#### [Exercise directions]
Find the lines of data that contain the string "REPS", then list them.

************

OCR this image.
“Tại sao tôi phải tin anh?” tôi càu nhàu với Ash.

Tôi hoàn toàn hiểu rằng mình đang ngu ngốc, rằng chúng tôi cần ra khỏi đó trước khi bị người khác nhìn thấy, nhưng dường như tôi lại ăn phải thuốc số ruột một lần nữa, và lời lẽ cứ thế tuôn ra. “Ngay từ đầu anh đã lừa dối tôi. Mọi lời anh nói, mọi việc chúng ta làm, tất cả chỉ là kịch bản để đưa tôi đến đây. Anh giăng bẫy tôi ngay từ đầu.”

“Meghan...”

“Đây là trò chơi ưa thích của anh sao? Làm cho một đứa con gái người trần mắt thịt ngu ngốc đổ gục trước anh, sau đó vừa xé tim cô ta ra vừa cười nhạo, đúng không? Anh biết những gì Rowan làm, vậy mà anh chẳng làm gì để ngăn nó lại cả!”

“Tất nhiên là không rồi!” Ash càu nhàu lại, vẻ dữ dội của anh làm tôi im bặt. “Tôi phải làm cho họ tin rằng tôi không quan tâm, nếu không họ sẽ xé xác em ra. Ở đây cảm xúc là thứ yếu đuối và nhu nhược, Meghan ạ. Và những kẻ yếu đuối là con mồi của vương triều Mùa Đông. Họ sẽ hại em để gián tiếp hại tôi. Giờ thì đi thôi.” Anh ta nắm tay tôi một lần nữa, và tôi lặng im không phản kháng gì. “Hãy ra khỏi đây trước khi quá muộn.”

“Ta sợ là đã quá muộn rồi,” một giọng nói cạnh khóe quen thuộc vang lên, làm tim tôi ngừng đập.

************

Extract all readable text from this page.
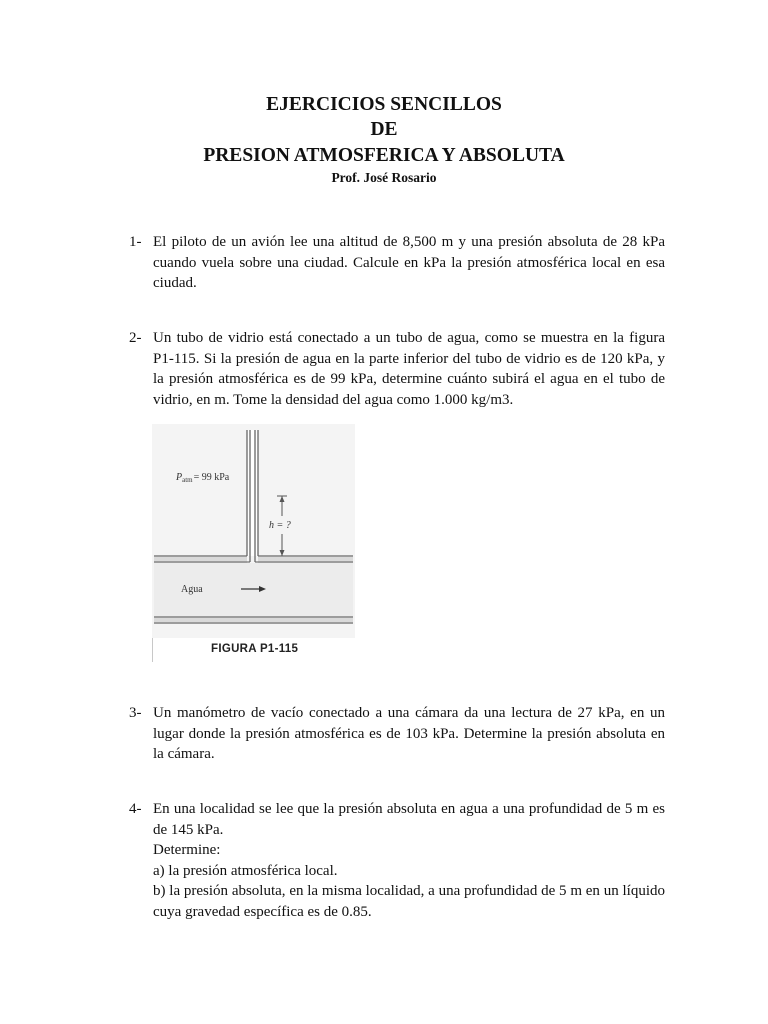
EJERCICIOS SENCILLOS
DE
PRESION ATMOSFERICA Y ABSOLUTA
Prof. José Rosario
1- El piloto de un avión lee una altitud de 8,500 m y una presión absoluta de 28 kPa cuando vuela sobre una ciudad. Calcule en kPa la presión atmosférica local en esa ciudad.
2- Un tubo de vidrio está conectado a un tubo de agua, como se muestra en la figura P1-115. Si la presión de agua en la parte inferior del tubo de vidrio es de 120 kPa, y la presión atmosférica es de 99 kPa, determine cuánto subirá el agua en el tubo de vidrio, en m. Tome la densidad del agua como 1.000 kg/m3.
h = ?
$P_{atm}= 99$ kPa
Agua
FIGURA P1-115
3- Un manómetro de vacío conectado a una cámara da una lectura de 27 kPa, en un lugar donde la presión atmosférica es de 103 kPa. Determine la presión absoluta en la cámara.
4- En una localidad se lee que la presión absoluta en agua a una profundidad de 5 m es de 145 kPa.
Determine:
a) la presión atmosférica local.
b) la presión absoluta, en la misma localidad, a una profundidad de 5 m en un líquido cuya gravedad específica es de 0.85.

************

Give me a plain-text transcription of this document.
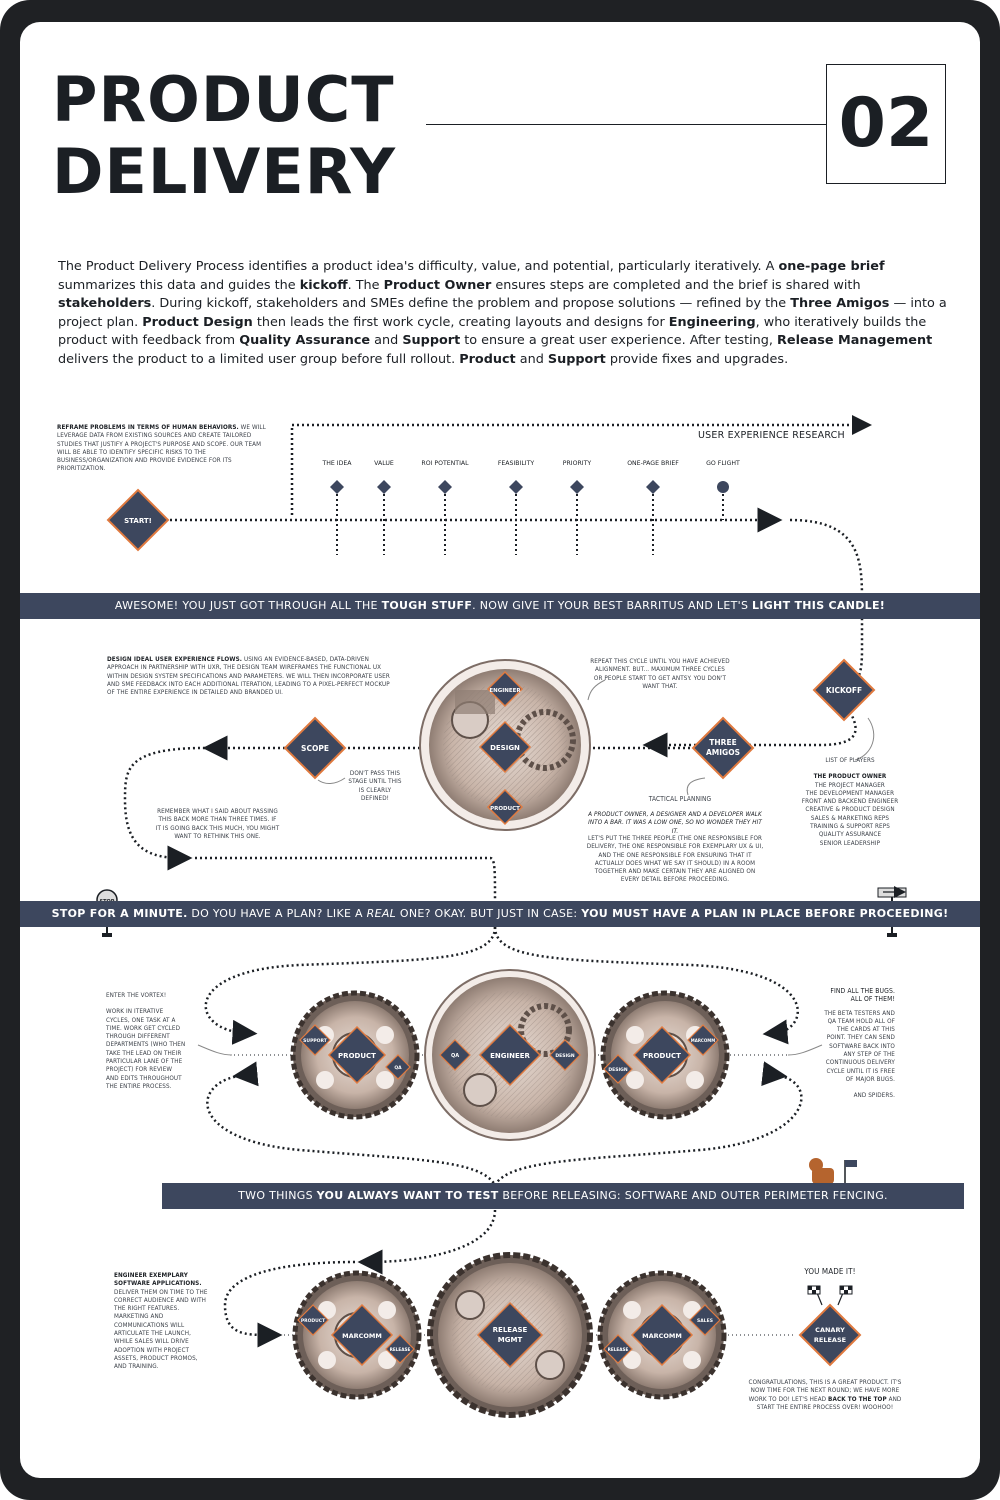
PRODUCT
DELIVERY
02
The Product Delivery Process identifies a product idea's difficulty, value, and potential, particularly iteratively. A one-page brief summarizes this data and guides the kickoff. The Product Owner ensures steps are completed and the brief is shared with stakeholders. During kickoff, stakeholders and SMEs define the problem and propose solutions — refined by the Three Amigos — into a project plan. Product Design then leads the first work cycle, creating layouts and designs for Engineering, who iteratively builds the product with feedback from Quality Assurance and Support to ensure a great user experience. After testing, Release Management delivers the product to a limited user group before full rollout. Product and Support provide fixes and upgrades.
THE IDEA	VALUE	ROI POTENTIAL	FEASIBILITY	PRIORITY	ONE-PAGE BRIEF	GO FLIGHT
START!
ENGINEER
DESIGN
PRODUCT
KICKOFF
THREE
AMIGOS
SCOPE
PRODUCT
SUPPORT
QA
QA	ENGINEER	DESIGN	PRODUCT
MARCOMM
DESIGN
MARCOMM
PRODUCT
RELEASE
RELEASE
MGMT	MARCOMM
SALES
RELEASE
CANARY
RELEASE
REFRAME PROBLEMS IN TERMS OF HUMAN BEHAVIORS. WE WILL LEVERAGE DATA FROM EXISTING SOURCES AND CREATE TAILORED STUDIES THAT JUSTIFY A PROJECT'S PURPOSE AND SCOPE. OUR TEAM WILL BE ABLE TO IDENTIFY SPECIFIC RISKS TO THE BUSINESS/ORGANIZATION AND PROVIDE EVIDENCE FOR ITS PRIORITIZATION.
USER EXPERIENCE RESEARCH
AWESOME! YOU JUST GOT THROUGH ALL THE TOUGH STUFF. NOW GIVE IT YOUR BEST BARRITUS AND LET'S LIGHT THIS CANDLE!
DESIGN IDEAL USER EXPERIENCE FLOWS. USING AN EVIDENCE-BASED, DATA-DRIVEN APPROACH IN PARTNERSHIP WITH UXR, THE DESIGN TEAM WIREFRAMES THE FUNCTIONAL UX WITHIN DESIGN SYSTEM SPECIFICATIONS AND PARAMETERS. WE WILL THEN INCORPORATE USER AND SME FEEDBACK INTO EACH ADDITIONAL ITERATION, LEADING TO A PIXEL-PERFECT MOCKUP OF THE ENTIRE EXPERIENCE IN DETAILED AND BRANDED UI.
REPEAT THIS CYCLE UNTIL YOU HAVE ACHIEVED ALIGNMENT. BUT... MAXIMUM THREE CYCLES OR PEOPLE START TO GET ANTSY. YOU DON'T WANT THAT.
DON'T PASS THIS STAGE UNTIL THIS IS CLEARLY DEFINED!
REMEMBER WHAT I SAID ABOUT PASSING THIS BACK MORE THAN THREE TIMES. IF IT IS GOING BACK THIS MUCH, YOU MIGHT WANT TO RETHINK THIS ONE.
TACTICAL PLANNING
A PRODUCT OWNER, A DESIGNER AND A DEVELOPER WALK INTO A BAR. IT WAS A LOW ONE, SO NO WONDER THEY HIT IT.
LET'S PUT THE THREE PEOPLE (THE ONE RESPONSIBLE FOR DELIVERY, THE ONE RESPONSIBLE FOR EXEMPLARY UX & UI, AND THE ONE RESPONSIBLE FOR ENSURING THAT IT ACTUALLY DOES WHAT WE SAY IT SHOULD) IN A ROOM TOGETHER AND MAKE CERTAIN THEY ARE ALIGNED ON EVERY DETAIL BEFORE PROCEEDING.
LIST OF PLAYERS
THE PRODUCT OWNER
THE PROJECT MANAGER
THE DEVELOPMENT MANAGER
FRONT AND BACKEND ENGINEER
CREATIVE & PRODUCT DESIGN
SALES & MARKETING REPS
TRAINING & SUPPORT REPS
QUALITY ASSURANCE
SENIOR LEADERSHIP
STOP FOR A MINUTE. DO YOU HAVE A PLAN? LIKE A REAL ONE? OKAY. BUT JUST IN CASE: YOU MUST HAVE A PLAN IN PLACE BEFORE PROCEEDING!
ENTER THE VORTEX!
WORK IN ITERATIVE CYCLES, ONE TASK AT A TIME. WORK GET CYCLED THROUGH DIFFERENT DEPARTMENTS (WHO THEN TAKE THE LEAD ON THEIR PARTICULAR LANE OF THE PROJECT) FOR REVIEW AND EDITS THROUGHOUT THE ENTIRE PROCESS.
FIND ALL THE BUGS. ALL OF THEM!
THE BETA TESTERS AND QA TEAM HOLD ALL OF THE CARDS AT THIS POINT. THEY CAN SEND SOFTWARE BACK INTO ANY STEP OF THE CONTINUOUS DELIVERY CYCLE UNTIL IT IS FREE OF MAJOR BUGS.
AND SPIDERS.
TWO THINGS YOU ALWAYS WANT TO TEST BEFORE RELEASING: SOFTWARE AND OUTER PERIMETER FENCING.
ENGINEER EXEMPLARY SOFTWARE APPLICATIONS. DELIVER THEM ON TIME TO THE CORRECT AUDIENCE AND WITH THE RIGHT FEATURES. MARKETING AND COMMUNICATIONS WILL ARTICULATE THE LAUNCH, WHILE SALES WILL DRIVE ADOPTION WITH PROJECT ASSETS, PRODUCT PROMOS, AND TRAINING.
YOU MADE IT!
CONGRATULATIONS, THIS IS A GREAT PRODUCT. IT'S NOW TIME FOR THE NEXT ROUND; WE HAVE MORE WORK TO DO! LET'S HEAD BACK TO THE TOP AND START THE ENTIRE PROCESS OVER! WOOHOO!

************

#### [Response]
SALES & MARKETING REPS
TRAINING & SUPPORT REPS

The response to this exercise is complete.